• Written task:
Return each line containing "JSON".

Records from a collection
┌──

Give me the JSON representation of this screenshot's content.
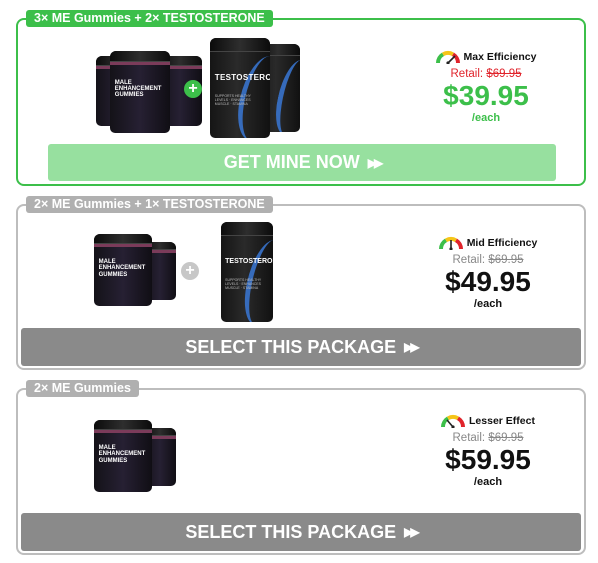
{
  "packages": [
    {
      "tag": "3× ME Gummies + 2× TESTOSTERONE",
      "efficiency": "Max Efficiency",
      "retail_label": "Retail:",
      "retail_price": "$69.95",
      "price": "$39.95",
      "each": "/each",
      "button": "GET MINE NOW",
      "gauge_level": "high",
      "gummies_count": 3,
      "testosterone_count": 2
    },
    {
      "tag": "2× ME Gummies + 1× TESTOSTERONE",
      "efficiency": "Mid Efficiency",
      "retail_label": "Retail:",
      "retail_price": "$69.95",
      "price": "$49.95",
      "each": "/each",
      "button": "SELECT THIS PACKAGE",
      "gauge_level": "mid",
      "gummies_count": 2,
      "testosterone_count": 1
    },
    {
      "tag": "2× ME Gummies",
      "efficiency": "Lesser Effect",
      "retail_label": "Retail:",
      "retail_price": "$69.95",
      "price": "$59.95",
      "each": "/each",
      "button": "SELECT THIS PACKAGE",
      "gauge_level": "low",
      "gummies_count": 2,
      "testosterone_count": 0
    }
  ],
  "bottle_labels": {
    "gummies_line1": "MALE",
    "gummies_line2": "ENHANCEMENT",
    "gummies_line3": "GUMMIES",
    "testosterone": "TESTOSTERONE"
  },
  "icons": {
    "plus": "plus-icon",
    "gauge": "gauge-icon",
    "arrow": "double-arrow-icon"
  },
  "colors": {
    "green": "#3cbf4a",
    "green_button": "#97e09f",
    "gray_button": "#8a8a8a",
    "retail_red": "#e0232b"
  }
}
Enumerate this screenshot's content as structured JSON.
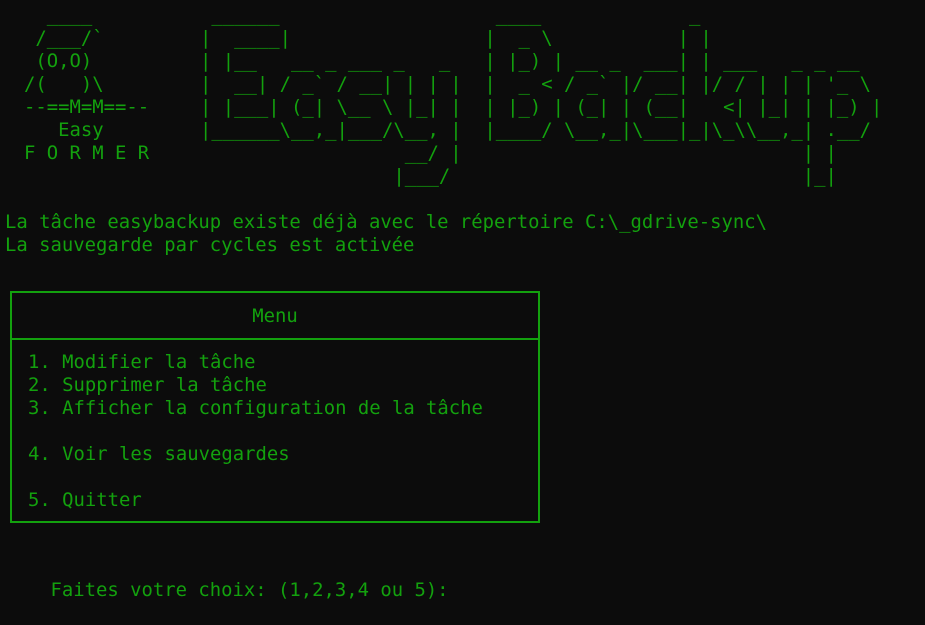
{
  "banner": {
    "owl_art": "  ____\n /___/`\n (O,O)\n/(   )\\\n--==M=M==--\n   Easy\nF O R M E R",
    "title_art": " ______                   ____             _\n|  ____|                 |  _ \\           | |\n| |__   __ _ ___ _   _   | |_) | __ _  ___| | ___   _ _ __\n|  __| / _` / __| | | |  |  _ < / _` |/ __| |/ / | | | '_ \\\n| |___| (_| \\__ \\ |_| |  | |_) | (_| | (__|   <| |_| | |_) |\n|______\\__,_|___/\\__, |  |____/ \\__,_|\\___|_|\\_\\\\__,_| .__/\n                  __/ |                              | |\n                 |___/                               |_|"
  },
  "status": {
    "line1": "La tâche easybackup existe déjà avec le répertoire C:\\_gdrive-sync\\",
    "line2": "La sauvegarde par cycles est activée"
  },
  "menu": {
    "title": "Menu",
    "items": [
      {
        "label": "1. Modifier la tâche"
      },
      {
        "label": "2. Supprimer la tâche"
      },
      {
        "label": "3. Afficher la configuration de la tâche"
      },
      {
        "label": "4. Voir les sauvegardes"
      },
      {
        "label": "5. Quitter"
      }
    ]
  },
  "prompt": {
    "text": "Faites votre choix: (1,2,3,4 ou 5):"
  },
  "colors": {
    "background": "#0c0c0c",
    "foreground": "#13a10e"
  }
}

└──

• The output:
Give me the JSON representation of this screenshot's content.
Enumerate this screenshot's content as structured JSON.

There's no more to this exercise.